Exercise instructions: Wherever "Output" appears in a line, list that line.

:: Given data

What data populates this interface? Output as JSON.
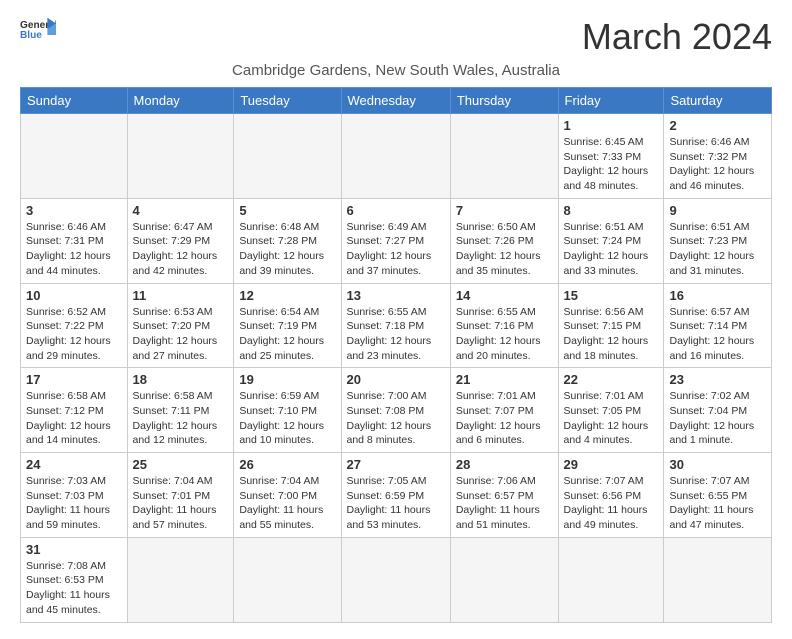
{
  "logo": {
    "general": "General",
    "blue": "Blue"
  },
  "title": "March 2024",
  "location": "Cambridge Gardens, New South Wales, Australia",
  "days_header": [
    "Sunday",
    "Monday",
    "Tuesday",
    "Wednesday",
    "Thursday",
    "Friday",
    "Saturday"
  ],
  "weeks": [
    [
      {
        "day": "",
        "info": ""
      },
      {
        "day": "",
        "info": ""
      },
      {
        "day": "",
        "info": ""
      },
      {
        "day": "",
        "info": ""
      },
      {
        "day": "",
        "info": ""
      },
      {
        "day": "1",
        "info": "Sunrise: 6:45 AM\nSunset: 7:33 PM\nDaylight: 12 hours and 48 minutes."
      },
      {
        "day": "2",
        "info": "Sunrise: 6:46 AM\nSunset: 7:32 PM\nDaylight: 12 hours and 46 minutes."
      }
    ],
    [
      {
        "day": "3",
        "info": "Sunrise: 6:46 AM\nSunset: 7:31 PM\nDaylight: 12 hours and 44 minutes."
      },
      {
        "day": "4",
        "info": "Sunrise: 6:47 AM\nSunset: 7:29 PM\nDaylight: 12 hours and 42 minutes."
      },
      {
        "day": "5",
        "info": "Sunrise: 6:48 AM\nSunset: 7:28 PM\nDaylight: 12 hours and 39 minutes."
      },
      {
        "day": "6",
        "info": "Sunrise: 6:49 AM\nSunset: 7:27 PM\nDaylight: 12 hours and 37 minutes."
      },
      {
        "day": "7",
        "info": "Sunrise: 6:50 AM\nSunset: 7:26 PM\nDaylight: 12 hours and 35 minutes."
      },
      {
        "day": "8",
        "info": "Sunrise: 6:51 AM\nSunset: 7:24 PM\nDaylight: 12 hours and 33 minutes."
      },
      {
        "day": "9",
        "info": "Sunrise: 6:51 AM\nSunset: 7:23 PM\nDaylight: 12 hours and 31 minutes."
      }
    ],
    [
      {
        "day": "10",
        "info": "Sunrise: 6:52 AM\nSunset: 7:22 PM\nDaylight: 12 hours and 29 minutes."
      },
      {
        "day": "11",
        "info": "Sunrise: 6:53 AM\nSunset: 7:20 PM\nDaylight: 12 hours and 27 minutes."
      },
      {
        "day": "12",
        "info": "Sunrise: 6:54 AM\nSunset: 7:19 PM\nDaylight: 12 hours and 25 minutes."
      },
      {
        "day": "13",
        "info": "Sunrise: 6:55 AM\nSunset: 7:18 PM\nDaylight: 12 hours and 23 minutes."
      },
      {
        "day": "14",
        "info": "Sunrise: 6:55 AM\nSunset: 7:16 PM\nDaylight: 12 hours and 20 minutes."
      },
      {
        "day": "15",
        "info": "Sunrise: 6:56 AM\nSunset: 7:15 PM\nDaylight: 12 hours and 18 minutes."
      },
      {
        "day": "16",
        "info": "Sunrise: 6:57 AM\nSunset: 7:14 PM\nDaylight: 12 hours and 16 minutes."
      }
    ],
    [
      {
        "day": "17",
        "info": "Sunrise: 6:58 AM\nSunset: 7:12 PM\nDaylight: 12 hours and 14 minutes."
      },
      {
        "day": "18",
        "info": "Sunrise: 6:58 AM\nSunset: 7:11 PM\nDaylight: 12 hours and 12 minutes."
      },
      {
        "day": "19",
        "info": "Sunrise: 6:59 AM\nSunset: 7:10 PM\nDaylight: 12 hours and 10 minutes."
      },
      {
        "day": "20",
        "info": "Sunrise: 7:00 AM\nSunset: 7:08 PM\nDaylight: 12 hours and 8 minutes."
      },
      {
        "day": "21",
        "info": "Sunrise: 7:01 AM\nSunset: 7:07 PM\nDaylight: 12 hours and 6 minutes."
      },
      {
        "day": "22",
        "info": "Sunrise: 7:01 AM\nSunset: 7:05 PM\nDaylight: 12 hours and 4 minutes."
      },
      {
        "day": "23",
        "info": "Sunrise: 7:02 AM\nSunset: 7:04 PM\nDaylight: 12 hours and 1 minute."
      }
    ],
    [
      {
        "day": "24",
        "info": "Sunrise: 7:03 AM\nSunset: 7:03 PM\nDaylight: 11 hours and 59 minutes."
      },
      {
        "day": "25",
        "info": "Sunrise: 7:04 AM\nSunset: 7:01 PM\nDaylight: 11 hours and 57 minutes."
      },
      {
        "day": "26",
        "info": "Sunrise: 7:04 AM\nSunset: 7:00 PM\nDaylight: 11 hours and 55 minutes."
      },
      {
        "day": "27",
        "info": "Sunrise: 7:05 AM\nSunset: 6:59 PM\nDaylight: 11 hours and 53 minutes."
      },
      {
        "day": "28",
        "info": "Sunrise: 7:06 AM\nSunset: 6:57 PM\nDaylight: 11 hours and 51 minutes."
      },
      {
        "day": "29",
        "info": "Sunrise: 7:07 AM\nSunset: 6:56 PM\nDaylight: 11 hours and 49 minutes."
      },
      {
        "day": "30",
        "info": "Sunrise: 7:07 AM\nSunset: 6:55 PM\nDaylight: 11 hours and 47 minutes."
      }
    ],
    [
      {
        "day": "31",
        "info": "Sunrise: 7:08 AM\nSunset: 6:53 PM\nDaylight: 11 hours and 45 minutes."
      },
      {
        "day": "",
        "info": ""
      },
      {
        "day": "",
        "info": ""
      },
      {
        "day": "",
        "info": ""
      },
      {
        "day": "",
        "info": ""
      },
      {
        "day": "",
        "info": ""
      },
      {
        "day": "",
        "info": ""
      }
    ]
  ]
}
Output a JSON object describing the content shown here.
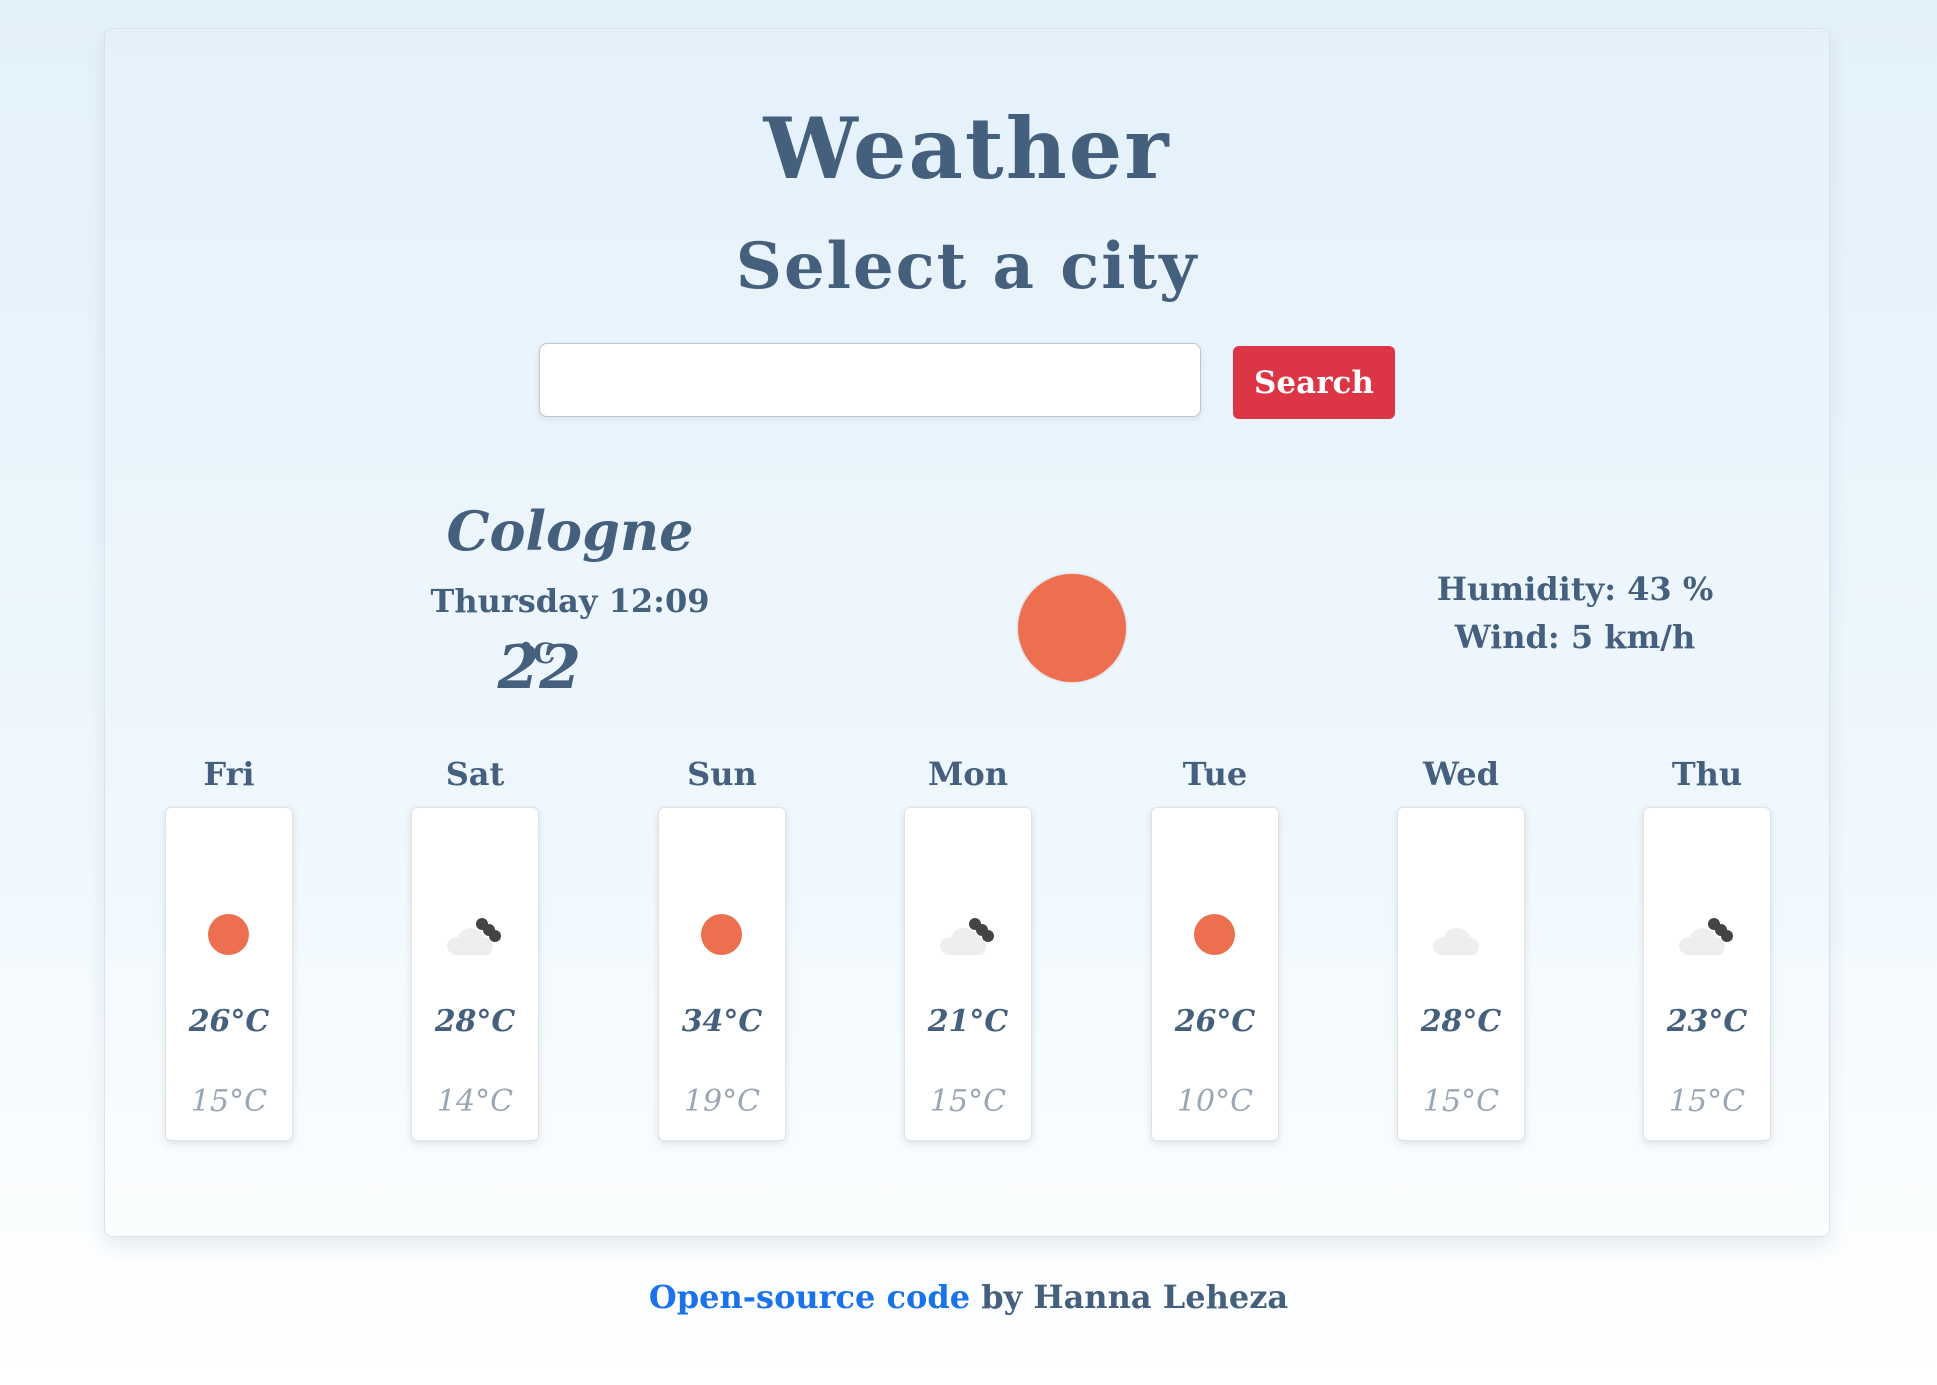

::::

Result of the task:
What data populates this interface? Output as JSON.
Output a JSON object describing the content shown here.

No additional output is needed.